Exercise materials =>
※ ※ ※
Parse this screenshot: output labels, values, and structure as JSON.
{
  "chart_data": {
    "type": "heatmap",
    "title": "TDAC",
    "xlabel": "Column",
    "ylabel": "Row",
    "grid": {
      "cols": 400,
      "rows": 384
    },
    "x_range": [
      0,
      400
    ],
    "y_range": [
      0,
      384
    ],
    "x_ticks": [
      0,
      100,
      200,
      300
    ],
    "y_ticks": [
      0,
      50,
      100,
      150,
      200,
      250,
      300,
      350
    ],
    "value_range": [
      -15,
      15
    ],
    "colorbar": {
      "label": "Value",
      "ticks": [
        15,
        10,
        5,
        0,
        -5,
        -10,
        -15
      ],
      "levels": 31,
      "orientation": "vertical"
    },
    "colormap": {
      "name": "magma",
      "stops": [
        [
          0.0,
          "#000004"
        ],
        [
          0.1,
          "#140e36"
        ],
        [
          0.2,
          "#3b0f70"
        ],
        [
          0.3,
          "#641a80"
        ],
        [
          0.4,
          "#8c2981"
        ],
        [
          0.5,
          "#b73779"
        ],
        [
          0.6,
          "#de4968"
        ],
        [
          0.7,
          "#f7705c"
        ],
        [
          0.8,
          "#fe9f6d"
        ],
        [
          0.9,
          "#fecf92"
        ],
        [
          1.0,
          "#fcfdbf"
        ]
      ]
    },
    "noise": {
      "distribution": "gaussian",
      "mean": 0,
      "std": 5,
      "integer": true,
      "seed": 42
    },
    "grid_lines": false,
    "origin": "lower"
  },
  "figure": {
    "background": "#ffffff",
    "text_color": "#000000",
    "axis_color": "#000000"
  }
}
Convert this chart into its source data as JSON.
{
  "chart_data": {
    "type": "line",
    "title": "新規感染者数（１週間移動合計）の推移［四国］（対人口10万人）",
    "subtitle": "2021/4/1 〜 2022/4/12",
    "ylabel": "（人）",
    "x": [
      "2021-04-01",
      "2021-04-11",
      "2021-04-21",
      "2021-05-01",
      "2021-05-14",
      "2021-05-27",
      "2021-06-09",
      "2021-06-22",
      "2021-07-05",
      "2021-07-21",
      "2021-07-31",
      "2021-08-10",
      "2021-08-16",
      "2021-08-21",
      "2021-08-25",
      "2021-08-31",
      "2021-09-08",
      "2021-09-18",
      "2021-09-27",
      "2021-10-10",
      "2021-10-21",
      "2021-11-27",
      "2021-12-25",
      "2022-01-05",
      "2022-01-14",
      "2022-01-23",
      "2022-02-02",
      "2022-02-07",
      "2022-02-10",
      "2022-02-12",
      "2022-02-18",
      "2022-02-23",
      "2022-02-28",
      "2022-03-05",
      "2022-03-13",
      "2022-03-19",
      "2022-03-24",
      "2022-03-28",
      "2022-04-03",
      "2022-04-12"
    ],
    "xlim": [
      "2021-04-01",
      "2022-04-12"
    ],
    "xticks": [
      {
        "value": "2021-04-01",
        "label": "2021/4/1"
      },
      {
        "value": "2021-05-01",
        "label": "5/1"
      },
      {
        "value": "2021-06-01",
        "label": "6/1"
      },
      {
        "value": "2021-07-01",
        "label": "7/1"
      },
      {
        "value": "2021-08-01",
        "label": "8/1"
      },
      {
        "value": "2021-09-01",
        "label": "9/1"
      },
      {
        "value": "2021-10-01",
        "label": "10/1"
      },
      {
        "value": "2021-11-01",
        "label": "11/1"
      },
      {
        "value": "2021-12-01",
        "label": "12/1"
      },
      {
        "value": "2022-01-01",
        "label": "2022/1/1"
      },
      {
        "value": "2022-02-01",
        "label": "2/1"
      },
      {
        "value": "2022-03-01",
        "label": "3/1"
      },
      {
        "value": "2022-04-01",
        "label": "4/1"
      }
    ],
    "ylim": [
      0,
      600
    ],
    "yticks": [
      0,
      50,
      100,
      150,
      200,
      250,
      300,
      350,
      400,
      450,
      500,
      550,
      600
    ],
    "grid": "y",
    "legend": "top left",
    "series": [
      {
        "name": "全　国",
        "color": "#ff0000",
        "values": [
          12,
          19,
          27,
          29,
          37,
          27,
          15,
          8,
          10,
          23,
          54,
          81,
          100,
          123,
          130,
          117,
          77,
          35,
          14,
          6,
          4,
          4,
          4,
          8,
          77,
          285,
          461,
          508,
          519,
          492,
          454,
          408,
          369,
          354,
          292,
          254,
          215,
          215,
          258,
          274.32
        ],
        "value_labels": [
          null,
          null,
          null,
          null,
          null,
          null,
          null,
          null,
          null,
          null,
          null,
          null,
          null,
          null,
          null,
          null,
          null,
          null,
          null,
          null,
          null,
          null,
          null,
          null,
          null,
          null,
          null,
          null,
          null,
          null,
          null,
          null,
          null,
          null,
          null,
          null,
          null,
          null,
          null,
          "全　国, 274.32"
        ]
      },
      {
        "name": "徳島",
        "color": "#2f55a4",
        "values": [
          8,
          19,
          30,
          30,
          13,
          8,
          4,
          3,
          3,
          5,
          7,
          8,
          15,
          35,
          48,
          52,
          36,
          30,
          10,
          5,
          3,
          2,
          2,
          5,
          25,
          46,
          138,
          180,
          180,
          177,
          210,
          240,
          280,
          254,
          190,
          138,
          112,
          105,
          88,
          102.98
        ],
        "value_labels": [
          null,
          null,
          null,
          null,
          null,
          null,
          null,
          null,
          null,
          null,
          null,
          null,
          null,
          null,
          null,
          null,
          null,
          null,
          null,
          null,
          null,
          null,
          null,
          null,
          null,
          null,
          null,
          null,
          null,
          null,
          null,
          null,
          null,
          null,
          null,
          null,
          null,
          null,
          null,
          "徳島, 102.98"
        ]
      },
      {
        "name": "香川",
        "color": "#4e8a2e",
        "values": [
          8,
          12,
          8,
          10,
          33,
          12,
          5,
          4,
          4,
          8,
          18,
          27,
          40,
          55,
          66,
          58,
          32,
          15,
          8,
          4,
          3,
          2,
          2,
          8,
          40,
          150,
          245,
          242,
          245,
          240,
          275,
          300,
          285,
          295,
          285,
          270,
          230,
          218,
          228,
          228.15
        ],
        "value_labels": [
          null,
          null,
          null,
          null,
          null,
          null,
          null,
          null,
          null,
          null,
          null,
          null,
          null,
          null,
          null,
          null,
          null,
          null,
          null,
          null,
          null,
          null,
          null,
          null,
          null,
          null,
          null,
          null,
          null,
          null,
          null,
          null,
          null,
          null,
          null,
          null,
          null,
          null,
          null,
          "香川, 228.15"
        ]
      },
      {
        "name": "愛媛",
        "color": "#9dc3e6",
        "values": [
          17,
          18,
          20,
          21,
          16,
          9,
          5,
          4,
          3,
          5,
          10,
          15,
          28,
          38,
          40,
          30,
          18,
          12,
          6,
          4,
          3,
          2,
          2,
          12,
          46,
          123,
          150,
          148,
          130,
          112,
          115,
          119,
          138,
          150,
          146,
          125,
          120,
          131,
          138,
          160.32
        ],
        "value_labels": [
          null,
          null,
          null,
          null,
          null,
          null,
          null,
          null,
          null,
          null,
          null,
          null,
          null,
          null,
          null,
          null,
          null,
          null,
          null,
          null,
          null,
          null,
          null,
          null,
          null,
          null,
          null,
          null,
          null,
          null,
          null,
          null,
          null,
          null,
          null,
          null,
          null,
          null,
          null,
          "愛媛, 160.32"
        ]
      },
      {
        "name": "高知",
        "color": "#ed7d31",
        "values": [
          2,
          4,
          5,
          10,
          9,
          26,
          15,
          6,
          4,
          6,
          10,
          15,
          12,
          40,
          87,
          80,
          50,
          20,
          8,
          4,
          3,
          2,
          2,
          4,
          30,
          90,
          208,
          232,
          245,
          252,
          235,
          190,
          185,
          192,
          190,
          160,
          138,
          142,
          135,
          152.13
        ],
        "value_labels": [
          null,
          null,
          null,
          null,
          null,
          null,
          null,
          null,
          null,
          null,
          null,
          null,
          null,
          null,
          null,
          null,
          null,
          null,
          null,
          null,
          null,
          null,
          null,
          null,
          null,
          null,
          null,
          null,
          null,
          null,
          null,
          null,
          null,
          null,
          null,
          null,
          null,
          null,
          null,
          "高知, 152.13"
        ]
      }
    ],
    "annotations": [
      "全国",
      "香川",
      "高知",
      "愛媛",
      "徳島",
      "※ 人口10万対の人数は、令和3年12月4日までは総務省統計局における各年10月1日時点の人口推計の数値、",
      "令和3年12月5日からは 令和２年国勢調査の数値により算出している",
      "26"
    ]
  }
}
※ ※ ※
Description of the task => Give only the number of lines in the material above that hold the word "this".

Solved problem => 2